● **DATA SECTION**:
* Start *
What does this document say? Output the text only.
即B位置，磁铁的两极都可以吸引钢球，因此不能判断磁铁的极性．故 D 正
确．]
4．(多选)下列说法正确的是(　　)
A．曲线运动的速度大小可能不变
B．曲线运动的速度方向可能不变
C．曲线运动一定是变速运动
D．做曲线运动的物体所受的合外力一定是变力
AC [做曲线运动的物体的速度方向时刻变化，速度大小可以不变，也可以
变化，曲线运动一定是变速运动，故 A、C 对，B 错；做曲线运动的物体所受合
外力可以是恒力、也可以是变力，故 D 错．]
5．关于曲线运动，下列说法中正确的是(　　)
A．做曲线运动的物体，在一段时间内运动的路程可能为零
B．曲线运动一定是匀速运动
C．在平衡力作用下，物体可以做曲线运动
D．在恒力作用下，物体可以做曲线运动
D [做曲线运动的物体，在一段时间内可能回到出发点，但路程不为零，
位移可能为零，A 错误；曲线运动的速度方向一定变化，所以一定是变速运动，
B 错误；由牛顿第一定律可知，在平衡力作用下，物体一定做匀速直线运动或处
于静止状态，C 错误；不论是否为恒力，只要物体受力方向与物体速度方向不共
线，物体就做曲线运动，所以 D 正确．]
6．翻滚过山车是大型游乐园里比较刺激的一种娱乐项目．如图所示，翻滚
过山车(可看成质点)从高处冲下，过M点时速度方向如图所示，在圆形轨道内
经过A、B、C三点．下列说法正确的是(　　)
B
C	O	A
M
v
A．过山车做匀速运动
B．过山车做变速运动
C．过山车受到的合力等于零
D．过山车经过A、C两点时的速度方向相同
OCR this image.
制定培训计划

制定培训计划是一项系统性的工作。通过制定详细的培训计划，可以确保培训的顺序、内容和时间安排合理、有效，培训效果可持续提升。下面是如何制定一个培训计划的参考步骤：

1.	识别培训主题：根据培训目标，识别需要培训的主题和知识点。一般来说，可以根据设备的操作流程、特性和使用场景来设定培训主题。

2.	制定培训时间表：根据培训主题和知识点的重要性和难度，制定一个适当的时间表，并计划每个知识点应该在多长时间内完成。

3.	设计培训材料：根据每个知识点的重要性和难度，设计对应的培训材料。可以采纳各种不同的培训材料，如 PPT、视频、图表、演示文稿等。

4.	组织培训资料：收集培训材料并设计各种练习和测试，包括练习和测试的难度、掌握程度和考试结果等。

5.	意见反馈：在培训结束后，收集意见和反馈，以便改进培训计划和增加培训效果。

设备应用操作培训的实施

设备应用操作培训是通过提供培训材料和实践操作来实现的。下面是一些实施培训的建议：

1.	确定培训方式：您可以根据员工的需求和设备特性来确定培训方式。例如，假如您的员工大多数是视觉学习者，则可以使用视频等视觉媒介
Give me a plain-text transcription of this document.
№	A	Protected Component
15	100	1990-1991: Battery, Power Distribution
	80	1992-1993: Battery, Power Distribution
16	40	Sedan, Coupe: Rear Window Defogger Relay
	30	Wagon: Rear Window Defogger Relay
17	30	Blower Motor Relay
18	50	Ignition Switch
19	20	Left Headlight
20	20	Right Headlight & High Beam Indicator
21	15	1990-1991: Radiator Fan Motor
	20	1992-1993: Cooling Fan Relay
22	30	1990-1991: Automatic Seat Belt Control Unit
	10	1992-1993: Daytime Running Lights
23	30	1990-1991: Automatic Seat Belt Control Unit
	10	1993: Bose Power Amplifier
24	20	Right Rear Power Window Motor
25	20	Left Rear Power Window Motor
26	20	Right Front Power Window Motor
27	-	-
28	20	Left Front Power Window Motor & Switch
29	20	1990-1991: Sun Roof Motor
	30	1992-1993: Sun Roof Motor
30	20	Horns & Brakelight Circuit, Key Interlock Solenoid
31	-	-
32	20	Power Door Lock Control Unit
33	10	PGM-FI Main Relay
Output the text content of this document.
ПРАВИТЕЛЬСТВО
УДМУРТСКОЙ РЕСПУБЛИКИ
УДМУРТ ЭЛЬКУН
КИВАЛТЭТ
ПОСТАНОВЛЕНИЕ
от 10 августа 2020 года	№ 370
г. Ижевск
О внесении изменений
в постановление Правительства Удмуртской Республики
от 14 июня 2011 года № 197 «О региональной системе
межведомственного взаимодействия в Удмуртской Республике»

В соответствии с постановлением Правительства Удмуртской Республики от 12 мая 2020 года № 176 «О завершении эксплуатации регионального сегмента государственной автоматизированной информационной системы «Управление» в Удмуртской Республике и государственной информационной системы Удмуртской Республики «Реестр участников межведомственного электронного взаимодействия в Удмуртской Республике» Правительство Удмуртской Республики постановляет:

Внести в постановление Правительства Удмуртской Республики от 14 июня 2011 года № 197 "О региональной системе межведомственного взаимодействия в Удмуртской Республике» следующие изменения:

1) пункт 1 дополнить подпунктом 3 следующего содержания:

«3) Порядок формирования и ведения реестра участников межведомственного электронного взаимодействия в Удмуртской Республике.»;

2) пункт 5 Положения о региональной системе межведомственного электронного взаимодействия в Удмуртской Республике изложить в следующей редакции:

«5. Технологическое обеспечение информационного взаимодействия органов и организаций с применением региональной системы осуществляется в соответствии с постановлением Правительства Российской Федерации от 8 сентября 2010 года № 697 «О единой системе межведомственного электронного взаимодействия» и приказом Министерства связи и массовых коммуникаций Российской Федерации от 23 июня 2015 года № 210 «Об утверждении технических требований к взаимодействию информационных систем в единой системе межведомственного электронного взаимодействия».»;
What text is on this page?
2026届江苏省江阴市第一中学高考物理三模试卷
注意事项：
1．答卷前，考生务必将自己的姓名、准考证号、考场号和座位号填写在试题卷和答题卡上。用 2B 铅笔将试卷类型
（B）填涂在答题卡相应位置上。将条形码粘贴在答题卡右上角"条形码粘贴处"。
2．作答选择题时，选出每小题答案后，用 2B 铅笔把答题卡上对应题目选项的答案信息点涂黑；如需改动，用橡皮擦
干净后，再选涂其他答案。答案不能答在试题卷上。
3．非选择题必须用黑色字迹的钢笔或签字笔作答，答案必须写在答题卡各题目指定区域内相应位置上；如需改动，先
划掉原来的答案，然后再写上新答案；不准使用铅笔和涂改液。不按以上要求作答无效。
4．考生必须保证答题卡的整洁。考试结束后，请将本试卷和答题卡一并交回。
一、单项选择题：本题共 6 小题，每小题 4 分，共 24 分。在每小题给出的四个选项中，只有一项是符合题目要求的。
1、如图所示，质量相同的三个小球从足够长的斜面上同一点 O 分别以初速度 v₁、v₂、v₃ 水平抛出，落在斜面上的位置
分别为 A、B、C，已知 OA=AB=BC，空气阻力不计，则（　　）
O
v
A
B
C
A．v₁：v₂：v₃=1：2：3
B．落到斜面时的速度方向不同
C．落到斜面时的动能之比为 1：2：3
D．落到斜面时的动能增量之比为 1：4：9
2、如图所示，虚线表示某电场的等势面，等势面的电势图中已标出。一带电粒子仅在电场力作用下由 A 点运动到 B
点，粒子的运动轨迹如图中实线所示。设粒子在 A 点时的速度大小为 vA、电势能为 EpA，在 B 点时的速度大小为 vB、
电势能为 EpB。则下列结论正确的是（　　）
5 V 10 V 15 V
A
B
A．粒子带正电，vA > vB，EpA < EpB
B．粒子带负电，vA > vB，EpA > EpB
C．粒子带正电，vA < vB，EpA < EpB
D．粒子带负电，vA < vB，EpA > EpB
* End *
● **DIRECTION**:
Print all of the entries exactly as they are written.

● **REPLY**:
What does this document say? Output the text only.
即B位置，磁铁的两极都可以吸引钢球，因此不能判断磁铁的极性．故 D 正
确．]
4．(多选)下列说法正确的是(　　)
A．曲线运动的速度大小可能不变
B．曲线运动的速度方向可能不变
C．曲线运动一定是变速运动
D．做曲线运动的物体所受的合外力一定是变力
AC [做曲线运动的物体的速度方向时刻变化，速度大小可以不变，也可以
变化，曲线运动一定是变速运动，故 A、C 对，B 错；做曲线运动的物体所受合
外力可以是恒力、也可以是变力，故 D 错．]
5．关于曲线运动，下列说法中正确的是(　　)
A．做曲线运动的物体，在一段时间内运动的路程可能为零
B．曲线运动一定是匀速运动
C．在平衡力作用下，物体可以做曲线运动
D．在恒力作用下，物体可以做曲线运动
D [做曲线运动的物体，在一段时间内可能回到出发点，但路程不为零，
位移可能为零，A 错误；曲线运动的速度方向一定变化，所以一定是变速运动，
B 错误；由牛顿第一定律可知，在平衡力作用下，物体一定做匀速直线运动或处
于静止状态，C 错误；不论是否为恒力，只要物体受力方向与物体速度方向不共
线，物体就做曲线运动，所以 D 正确．]
6．翻滚过山车是大型游乐园里比较刺激的一种娱乐项目．如图所示，翻滚
过山车(可看成质点)从高处冲下，过M点时速度方向如图所示，在圆形轨道内
经过A、B、C三点．下列说法正确的是(　　)
B
C	O	A
M
v
A．过山车做匀速运动
B．过山车做变速运动
C．过山车受到的合力等于零
D．过山车经过A、C两点时的速度方向相同
OCR this image.
制定培训计划

制定培训计划是一项系统性的工作。通过制定详细的培训计划，可以确保培训的顺序、内容和时间安排合理、有效，培训效果可持续提升。下面是如何制定一个培训计划的参考步骤：

1.	识别培训主题：根据培训目标，识别需要培训的主题和知识点。一般来说，可以根据设备的操作流程、特性和使用场景来设定培训主题。

2.	制定培训时间表：根据培训主题和知识点的重要性和难度，制定一个适当的时间表，并计划每个知识点应该在多长时间内完成。

3.	设计培训材料：根据每个知识点的重要性和难度，设计对应的培训材料。可以采纳各种不同的培训材料，如 PPT、视频、图表、演示文稿等。

4.	组织培训资料：收集培训材料并设计各种练习和测试，包括练习和测试的难度、掌握程度和考试结果等。

5.	意见反馈：在培训结束后，收集意见和反馈，以便改进培训计划和增加培训效果。

设备应用操作培训的实施

设备应用操作培训是通过提供培训材料和实践操作来实现的。下面是一些实施培训的建议：

1.	确定培训方式：您可以根据员工的需求和设备特性来确定培训方式。例如，假如您的员工大多数是视觉学习者，则可以使用视频等视觉媒介
Give me a plain-text transcription of this document.
№	A	Protected Component
15	100	1990-1991: Battery, Power Distribution
	80	1992-1993: Battery, Power Distribution
16	40	Sedan, Coupe: Rear Window Defogger Relay
	30	Wagon: Rear Window Defogger Relay
17	30	Blower Motor Relay
18	50	Ignition Switch
19	20	Left Headlight
20	20	Right Headlight & High Beam Indicator
21	15	1990-1991: Radiator Fan Motor
	20	1992-1993: Cooling Fan Relay
22	30	1990-1991: Automatic Seat Belt Control Unit
	10	1992-1993: Daytime Running Lights
23	30	1990-1991: Automatic Seat Belt Control Unit
	10	1993: Bose Power Amplifier
24	20	Right Rear Power Window Motor
25	20	Left Rear Power Window Motor
26	20	Right Front Power Window Motor
27	-	-
28	20	Left Front Power Window Motor & Switch
29	20	1990-1991: Sun Roof Motor
	30	1992-1993: Sun Roof Motor
30	20	Horns & Brakelight Circuit, Key Interlock Solenoid
31	-	-
32	20	Power Door Lock Control Unit
33	10	PGM-FI Main Relay
Output the text content of this document.
ПРАВИТЕЛЬСТВО
УДМУРТСКОЙ РЕСПУБЛИКИ
УДМУРТ ЭЛЬКУН
КИВАЛТЭТ
ПОСТАНОВЛЕНИЕ
от 10 августа 2020 года	№ 370
г. Ижевск
О внесении изменений
в постановление Правительства Удмуртской Республики
от 14 июня 2011 года № 197 «О региональной системе
межведомственного взаимодействия в Удмуртской Республике»

В соответствии с постановлением Правительства Удмуртской Республики от 12 мая 2020 года № 176 «О завершении эксплуатации регионального сегмента государственной автоматизированной информационной системы «Управление» в Удмуртской Республике и государственной информационной системы Удмуртской Республики «Реестр участников межведомственного электронного взаимодействия в Удмуртской Республике» Правительство Удмуртской Республики постановляет:

Внести в постановление Правительства Удмуртской Республики от 14 июня 2011 года № 197 "О региональной системе межведомственного взаимодействия в Удмуртской Республике» следующие изменения:

1) пункт 1 дополнить подпунктом 3 следующего содержания:

«3) Порядок формирования и ведения реестра участников межведомственного электронного взаимодействия в Удмуртской Республике.»;

2) пункт 5 Положения о региональной системе межведомственного электронного взаимодействия в Удмуртской Республике изложить в следующей редакции:

«5. Технологическое обеспечение информационного взаимодействия органов и организаций с применением региональной системы осуществляется в соответствии с постановлением Правительства Российской Федерации от 8 сентября 2010 года № 697 «О единой системе межведомственного электронного взаимодействия» и приказом Министерства связи и массовых коммуникаций Российской Федерации от 23 июня 2015 года № 210 «Об утверждении технических требований к взаимодействию информационных систем в единой системе межведомственного электронного взаимодействия».»;
What text is on this page?
2026届江苏省江阴市第一中学高考物理三模试卷
注意事项：
1．答卷前，考生务必将自己的姓名、准考证号、考场号和座位号填写在试题卷和答题卡上。用 2B 铅笔将试卷类型
（B）填涂在答题卡相应位置上。将条形码粘贴在答题卡右上角"条形码粘贴处"。
2．作答选择题时，选出每小题答案后，用 2B 铅笔把答题卡上对应题目选项的答案信息点涂黑；如需改动，用橡皮擦
干净后，再选涂其他答案。答案不能答在试题卷上。
3．非选择题必须用黑色字迹的钢笔或签字笔作答，答案必须写在答题卡各题目指定区域内相应位置上；如需改动，先
划掉原来的答案，然后再写上新答案；不准使用铅笔和涂改液。不按以上要求作答无效。
4．考生必须保证答题卡的整洁。考试结束后，请将本试卷和答题卡一并交回。
一、单项选择题：本题共 6 小题，每小题 4 分，共 24 分。在每小题给出的四个选项中，只有一项是符合题目要求的。
1、如图所示，质量相同的三个小球从足够长的斜面上同一点 O 分别以初速度 v₁、v₂、v₃ 水平抛出，落在斜面上的位置
分别为 A、B、C，已知 OA=AB=BC，空气阻力不计，则（　　）
O
v
A
B
C
A．v₁：v₂：v₃=1：2：3
B．落到斜面时的速度方向不同
C．落到斜面时的动能之比为 1：2：3
D．落到斜面时的动能增量之比为 1：4：9
2、如图所示，虚线表示某电场的等势面，等势面的电势图中已标出。一带电粒子仅在电场力作用下由 A 点运动到 B
点，粒子的运动轨迹如图中实线所示。设粒子在 A 点时的速度大小为 vA、电势能为 EpA，在 B 点时的速度大小为 vB、
电势能为 EpB。则下列结论正确的是（　　）
5 V 10 V 15 V
A
B
A．粒子带正电，vA > vB，EpA < EpB
B．粒子带负电，vA > vB，EpA > EpB
C．粒子带正电，vA < vB，EpA < EpB
D．粒子带负电，vA < vB，EpA > EpB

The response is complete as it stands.